··· Data for this exercise

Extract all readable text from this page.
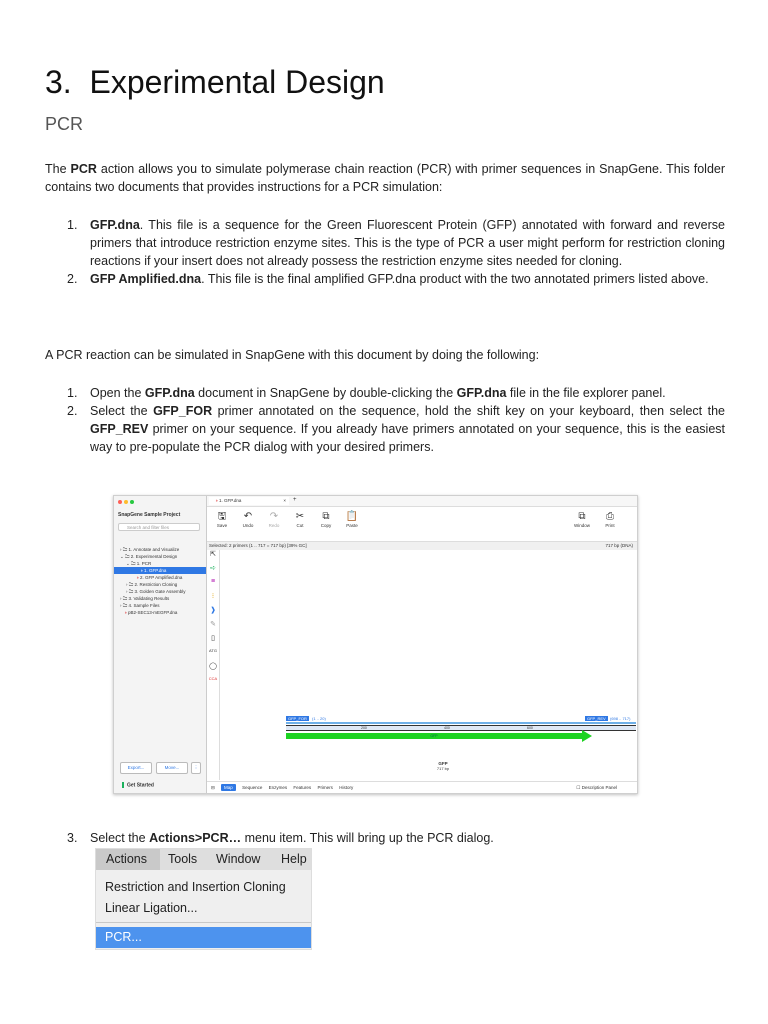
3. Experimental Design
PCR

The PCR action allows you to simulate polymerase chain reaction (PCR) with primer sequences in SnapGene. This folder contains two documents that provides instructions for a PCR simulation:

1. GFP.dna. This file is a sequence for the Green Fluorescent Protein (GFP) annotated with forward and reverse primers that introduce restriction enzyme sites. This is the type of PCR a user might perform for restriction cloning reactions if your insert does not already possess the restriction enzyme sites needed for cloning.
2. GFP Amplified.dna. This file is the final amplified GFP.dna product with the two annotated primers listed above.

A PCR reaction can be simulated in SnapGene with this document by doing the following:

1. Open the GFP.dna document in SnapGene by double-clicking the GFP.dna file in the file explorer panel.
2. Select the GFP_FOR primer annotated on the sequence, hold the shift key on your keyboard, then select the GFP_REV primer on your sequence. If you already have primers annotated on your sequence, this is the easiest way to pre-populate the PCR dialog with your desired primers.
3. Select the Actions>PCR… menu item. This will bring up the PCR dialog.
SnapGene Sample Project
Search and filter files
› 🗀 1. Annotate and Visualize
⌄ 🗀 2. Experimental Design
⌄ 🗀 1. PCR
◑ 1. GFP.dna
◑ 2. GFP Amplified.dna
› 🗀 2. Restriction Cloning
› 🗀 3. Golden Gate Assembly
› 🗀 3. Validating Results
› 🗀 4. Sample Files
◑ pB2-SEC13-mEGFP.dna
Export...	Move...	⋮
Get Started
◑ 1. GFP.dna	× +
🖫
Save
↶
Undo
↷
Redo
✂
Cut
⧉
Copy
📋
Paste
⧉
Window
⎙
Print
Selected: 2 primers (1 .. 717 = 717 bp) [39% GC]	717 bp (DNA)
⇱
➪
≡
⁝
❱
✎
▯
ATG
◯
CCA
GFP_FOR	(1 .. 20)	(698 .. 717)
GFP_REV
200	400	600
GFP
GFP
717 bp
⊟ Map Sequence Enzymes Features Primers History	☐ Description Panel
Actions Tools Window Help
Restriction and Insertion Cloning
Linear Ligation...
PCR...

······
··· Data for this exercise

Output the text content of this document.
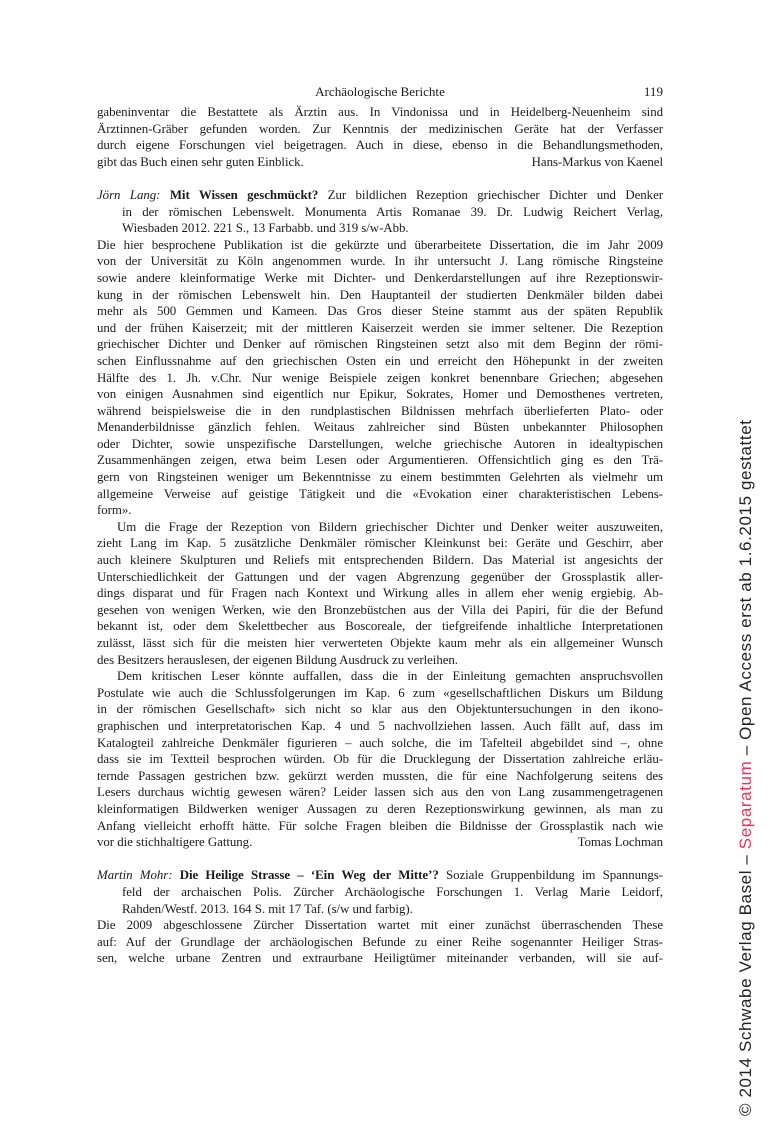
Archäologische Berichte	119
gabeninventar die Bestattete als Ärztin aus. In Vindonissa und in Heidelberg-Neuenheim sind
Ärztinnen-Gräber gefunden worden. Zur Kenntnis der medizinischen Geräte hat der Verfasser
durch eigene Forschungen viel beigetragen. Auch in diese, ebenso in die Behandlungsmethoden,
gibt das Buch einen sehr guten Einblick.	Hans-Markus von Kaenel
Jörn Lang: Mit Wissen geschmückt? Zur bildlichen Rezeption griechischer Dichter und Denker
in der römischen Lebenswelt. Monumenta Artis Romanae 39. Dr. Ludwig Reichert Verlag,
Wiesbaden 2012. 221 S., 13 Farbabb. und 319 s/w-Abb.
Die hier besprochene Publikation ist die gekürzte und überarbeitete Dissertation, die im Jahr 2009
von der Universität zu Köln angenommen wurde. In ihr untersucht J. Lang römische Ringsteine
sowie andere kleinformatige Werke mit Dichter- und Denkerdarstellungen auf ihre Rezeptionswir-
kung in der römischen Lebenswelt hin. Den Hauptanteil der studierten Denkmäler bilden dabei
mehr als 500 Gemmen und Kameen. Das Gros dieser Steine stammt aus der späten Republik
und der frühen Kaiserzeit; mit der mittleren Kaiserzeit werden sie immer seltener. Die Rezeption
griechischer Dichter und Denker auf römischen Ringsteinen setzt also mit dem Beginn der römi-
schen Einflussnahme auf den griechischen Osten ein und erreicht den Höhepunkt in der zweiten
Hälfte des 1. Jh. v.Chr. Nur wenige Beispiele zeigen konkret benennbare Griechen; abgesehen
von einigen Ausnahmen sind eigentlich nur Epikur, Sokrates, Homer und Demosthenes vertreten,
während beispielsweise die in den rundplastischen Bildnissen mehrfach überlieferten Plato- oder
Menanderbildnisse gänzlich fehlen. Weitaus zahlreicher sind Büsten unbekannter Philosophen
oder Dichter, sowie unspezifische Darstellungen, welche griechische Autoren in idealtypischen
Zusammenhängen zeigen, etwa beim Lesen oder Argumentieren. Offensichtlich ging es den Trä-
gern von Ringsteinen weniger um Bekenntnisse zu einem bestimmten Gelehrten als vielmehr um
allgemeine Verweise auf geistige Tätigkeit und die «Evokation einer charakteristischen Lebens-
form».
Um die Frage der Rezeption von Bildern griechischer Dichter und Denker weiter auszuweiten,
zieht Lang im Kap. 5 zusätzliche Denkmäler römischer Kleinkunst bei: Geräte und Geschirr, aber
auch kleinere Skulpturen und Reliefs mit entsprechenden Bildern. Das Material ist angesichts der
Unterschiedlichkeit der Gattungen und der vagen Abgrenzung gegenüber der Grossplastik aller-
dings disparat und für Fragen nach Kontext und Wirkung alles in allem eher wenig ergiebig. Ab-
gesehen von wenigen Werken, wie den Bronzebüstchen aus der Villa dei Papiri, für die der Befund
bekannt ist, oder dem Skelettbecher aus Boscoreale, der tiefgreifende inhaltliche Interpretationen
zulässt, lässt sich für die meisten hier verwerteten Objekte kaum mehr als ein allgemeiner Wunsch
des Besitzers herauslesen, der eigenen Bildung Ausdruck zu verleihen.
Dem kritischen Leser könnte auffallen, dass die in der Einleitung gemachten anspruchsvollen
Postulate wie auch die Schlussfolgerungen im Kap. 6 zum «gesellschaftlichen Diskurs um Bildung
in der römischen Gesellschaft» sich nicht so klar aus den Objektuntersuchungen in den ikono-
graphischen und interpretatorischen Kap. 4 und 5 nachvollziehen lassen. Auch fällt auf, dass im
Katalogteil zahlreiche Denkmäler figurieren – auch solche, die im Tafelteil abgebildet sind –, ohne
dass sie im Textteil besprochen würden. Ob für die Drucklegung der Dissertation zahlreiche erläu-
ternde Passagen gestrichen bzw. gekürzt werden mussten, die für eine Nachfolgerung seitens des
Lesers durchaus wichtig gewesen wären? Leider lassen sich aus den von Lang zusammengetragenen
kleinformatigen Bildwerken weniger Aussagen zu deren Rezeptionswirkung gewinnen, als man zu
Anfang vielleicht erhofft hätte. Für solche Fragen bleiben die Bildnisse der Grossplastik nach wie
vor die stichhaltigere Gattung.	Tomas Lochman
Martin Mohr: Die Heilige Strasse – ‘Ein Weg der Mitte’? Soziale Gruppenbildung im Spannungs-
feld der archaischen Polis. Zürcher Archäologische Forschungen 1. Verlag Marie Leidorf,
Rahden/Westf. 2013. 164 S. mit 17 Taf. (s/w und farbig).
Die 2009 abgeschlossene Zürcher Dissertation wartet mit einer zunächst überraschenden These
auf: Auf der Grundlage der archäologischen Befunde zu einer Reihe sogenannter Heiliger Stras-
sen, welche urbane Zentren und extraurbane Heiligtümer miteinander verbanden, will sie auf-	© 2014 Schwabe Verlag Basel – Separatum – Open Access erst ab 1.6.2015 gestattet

······
··· Data for this exercise

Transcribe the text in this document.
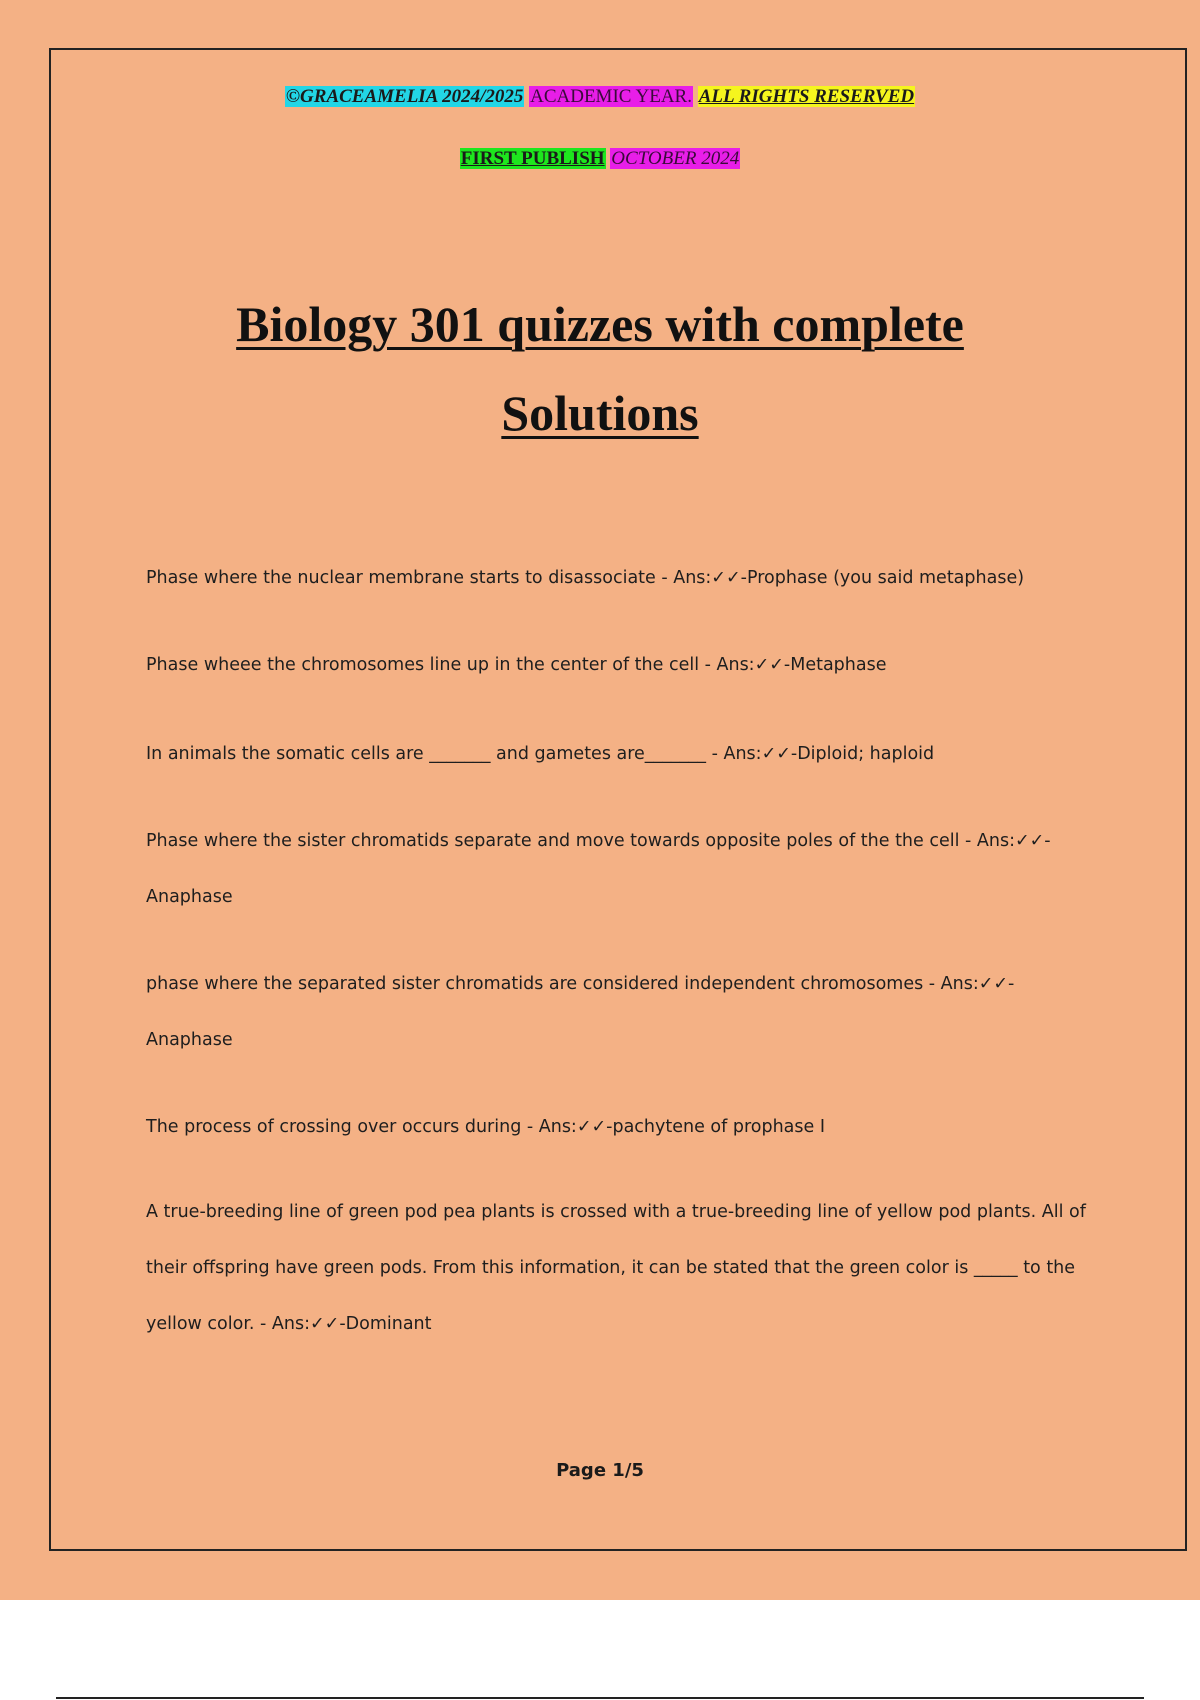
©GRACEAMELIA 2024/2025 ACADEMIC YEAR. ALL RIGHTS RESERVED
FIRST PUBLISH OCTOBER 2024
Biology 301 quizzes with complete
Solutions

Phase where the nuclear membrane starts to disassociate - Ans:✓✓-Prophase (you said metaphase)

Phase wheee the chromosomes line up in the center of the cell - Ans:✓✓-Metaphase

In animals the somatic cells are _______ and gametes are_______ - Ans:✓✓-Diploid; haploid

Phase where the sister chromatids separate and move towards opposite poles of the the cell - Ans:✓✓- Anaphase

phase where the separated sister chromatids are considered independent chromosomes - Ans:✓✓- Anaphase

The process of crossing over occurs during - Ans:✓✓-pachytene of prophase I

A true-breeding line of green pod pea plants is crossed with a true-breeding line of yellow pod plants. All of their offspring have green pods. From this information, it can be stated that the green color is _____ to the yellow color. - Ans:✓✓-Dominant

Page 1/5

······

▸ **Problem to work on**: Above are the records. Identify each line that contains the word "Denkmäler".

▸ **Written answer**:
kung in der römischen Lebenswelt hin. Den Hauptanteil der studierten Denkmäler bilden dabei
zieht Lang im Kap. 5 zusätzliche Denkmäler römischer Kleinkunst bei: Geräte und Geschirr, aber
Katalogteil zahlreiche Denkmäler figurieren – auch solche, die im Tafelteil abgebildet sind –, ohne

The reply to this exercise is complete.